## START ITEMS

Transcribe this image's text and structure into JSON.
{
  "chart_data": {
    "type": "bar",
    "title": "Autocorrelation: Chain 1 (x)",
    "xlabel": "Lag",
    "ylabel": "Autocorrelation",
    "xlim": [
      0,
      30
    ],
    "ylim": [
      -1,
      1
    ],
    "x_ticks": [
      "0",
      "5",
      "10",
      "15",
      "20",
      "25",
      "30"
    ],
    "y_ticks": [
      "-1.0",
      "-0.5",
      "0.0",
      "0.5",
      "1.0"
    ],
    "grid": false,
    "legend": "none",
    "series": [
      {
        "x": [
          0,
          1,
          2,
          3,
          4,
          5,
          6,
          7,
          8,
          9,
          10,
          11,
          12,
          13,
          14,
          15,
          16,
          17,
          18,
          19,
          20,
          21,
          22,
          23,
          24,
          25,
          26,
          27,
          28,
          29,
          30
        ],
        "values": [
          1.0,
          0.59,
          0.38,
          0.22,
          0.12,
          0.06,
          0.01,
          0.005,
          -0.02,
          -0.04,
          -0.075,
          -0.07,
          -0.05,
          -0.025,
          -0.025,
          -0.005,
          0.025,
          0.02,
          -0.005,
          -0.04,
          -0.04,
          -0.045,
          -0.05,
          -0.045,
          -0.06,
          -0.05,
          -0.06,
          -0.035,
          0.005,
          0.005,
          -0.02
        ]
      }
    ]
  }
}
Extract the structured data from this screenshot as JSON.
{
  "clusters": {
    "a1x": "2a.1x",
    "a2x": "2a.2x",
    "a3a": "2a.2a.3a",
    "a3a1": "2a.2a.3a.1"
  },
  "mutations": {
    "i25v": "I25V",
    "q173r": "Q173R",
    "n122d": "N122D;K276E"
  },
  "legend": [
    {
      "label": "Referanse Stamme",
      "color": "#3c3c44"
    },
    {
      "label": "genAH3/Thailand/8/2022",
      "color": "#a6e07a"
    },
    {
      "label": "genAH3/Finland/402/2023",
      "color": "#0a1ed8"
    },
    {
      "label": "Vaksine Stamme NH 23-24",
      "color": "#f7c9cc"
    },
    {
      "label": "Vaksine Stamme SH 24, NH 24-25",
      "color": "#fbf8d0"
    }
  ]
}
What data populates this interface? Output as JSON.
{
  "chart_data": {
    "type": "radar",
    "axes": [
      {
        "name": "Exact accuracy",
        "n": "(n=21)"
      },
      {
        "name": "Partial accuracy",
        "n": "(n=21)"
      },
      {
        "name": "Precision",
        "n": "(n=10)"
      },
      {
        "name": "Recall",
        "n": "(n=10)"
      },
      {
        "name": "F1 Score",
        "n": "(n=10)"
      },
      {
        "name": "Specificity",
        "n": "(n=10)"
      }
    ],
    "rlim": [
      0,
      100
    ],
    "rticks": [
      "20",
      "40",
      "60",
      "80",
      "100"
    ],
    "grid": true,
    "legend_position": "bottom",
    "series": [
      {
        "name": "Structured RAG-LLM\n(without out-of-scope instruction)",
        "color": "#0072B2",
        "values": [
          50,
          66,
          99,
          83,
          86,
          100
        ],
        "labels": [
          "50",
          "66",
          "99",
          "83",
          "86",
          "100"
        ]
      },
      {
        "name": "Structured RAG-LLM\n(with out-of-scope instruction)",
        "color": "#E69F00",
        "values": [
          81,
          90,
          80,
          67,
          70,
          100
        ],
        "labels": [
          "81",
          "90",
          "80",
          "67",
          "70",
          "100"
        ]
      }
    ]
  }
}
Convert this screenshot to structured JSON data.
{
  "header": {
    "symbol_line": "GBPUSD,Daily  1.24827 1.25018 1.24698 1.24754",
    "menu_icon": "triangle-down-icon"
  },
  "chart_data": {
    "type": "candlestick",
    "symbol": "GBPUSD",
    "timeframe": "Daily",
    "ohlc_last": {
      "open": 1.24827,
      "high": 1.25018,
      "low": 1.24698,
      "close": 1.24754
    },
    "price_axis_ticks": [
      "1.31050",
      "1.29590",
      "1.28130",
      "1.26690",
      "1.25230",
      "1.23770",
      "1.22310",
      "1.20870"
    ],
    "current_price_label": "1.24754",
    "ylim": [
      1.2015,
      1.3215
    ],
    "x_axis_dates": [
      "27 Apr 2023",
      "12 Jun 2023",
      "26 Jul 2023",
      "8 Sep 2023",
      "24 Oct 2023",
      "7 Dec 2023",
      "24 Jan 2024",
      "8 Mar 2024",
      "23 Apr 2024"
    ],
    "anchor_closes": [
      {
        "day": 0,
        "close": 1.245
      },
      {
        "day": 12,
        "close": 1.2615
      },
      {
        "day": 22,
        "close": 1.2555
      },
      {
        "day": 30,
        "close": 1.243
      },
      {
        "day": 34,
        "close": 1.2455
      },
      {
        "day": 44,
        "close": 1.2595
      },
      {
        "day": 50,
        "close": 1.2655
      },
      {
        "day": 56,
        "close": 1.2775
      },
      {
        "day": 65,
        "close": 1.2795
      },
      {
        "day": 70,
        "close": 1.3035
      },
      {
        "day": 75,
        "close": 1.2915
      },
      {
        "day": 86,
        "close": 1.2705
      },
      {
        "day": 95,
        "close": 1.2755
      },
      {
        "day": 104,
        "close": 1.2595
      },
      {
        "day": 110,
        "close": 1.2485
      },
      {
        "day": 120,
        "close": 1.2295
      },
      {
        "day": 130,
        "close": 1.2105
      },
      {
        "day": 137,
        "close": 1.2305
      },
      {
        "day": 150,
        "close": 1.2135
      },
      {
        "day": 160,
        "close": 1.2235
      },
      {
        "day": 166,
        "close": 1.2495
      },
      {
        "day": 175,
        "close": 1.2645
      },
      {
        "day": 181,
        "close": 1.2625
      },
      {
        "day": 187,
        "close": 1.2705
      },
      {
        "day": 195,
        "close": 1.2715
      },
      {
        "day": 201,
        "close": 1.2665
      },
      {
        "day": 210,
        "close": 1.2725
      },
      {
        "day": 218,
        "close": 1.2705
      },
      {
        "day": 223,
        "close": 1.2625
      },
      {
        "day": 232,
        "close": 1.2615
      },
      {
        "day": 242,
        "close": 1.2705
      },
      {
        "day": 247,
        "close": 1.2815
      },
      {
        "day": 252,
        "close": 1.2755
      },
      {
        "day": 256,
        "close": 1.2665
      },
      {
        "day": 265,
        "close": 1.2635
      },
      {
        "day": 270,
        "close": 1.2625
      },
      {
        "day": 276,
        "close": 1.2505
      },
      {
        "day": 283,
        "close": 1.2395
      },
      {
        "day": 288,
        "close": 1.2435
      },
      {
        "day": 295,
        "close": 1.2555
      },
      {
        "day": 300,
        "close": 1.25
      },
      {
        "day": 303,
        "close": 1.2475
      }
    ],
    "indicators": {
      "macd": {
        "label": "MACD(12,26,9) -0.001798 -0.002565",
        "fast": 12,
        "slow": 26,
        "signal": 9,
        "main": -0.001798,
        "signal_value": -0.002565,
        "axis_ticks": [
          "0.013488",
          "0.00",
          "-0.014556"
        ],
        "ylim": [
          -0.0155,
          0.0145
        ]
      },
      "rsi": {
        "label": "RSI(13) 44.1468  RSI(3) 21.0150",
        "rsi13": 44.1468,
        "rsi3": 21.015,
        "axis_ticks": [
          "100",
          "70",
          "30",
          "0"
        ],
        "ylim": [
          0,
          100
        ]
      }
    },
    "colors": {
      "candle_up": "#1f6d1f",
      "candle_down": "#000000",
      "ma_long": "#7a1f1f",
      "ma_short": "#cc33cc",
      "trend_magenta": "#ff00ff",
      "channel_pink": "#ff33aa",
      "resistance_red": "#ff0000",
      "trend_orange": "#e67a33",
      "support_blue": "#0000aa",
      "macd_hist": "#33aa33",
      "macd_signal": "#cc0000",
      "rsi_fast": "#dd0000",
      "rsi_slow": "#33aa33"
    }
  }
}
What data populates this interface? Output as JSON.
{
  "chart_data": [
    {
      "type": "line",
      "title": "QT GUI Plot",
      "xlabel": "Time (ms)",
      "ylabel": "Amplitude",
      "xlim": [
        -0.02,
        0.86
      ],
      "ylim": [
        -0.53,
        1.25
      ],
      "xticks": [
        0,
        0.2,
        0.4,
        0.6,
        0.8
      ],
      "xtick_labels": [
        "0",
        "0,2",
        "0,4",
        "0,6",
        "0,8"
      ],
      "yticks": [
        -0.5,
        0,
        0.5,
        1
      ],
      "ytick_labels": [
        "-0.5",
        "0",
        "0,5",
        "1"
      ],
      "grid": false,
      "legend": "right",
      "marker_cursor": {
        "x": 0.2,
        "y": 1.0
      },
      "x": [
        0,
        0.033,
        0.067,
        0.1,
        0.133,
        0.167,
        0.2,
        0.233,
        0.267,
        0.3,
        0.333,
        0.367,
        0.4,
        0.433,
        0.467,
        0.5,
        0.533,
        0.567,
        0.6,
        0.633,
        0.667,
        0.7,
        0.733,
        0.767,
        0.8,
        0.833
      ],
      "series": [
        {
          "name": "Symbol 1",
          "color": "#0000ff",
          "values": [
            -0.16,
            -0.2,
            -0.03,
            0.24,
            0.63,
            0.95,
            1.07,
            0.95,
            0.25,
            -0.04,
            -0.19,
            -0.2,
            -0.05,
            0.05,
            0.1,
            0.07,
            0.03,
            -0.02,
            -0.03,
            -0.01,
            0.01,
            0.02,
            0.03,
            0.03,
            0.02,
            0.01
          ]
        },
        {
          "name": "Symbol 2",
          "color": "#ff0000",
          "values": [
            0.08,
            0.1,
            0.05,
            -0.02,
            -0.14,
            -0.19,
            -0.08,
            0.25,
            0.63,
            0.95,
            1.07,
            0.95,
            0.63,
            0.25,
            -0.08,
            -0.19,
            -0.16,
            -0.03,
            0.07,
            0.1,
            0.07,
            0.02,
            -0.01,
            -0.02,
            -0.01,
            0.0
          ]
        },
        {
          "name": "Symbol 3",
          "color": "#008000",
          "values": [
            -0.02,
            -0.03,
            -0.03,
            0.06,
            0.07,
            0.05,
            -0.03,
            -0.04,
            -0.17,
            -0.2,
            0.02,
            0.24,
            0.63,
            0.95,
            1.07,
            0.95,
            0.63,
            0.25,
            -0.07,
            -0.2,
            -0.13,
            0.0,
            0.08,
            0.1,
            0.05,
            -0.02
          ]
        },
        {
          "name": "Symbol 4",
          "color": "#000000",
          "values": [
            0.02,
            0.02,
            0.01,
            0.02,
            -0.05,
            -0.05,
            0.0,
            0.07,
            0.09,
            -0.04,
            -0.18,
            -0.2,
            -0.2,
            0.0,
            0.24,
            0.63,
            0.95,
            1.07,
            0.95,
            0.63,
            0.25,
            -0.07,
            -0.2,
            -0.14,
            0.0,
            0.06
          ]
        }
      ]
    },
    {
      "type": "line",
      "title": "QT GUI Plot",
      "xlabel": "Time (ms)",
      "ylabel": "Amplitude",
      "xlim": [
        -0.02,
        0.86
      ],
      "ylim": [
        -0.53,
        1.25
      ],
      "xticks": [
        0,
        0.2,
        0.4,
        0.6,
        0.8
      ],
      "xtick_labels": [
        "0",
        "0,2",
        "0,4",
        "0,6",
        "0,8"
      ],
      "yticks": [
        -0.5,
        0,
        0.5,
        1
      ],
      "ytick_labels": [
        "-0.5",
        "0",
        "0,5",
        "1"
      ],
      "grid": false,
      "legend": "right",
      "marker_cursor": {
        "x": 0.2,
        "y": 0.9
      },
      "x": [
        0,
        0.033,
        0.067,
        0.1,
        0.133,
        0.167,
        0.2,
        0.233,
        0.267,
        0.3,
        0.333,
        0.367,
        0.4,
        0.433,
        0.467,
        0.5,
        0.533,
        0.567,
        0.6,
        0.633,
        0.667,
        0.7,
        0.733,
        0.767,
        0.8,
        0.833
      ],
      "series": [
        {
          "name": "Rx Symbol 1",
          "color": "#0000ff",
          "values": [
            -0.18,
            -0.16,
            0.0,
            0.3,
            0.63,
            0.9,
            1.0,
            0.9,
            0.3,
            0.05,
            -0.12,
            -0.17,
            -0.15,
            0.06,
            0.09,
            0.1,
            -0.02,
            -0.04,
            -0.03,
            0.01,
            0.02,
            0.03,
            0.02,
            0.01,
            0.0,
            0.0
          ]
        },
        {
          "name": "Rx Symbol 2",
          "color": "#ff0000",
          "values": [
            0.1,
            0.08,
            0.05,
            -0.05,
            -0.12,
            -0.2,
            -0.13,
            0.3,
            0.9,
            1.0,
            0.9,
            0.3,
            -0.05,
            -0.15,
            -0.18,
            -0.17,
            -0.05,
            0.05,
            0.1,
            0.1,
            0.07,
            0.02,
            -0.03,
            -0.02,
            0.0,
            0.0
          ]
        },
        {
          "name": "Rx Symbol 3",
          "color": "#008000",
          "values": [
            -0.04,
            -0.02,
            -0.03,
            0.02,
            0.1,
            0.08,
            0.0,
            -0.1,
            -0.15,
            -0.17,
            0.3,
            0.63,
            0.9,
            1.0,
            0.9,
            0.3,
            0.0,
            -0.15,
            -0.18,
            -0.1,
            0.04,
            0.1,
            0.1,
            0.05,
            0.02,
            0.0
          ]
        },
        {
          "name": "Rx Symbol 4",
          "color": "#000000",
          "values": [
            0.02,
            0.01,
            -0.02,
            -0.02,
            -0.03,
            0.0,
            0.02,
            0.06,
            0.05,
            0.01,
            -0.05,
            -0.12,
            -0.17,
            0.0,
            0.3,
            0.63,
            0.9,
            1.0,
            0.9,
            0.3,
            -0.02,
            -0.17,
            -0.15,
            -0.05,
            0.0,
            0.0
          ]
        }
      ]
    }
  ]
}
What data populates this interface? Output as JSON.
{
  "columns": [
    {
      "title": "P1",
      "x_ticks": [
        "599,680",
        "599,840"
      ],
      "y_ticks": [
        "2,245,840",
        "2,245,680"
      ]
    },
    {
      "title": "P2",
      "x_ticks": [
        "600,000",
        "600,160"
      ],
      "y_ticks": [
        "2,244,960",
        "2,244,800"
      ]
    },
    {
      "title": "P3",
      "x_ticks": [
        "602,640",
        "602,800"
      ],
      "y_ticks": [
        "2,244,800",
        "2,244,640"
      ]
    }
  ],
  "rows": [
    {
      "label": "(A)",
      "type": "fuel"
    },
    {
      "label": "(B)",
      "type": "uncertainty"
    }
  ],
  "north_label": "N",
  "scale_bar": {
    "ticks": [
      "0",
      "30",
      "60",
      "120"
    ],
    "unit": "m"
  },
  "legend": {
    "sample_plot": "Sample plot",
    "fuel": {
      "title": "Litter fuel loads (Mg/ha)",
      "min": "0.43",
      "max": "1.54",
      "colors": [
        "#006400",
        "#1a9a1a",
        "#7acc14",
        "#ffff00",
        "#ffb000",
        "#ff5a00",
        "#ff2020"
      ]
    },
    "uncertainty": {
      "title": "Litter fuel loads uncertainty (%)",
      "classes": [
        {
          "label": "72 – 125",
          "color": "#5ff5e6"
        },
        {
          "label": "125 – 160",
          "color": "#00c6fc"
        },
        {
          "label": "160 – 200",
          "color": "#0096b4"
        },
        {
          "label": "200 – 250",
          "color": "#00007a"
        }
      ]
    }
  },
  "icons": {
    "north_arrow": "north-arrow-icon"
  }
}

## END ITEMS

#### AIM
Working from the listing above, pick out every line that has "screenshot" and copy it.

#### FINISHED TASK
Extract the structured data from this screenshot as JSON.
Convert this screenshot to structured JSON data.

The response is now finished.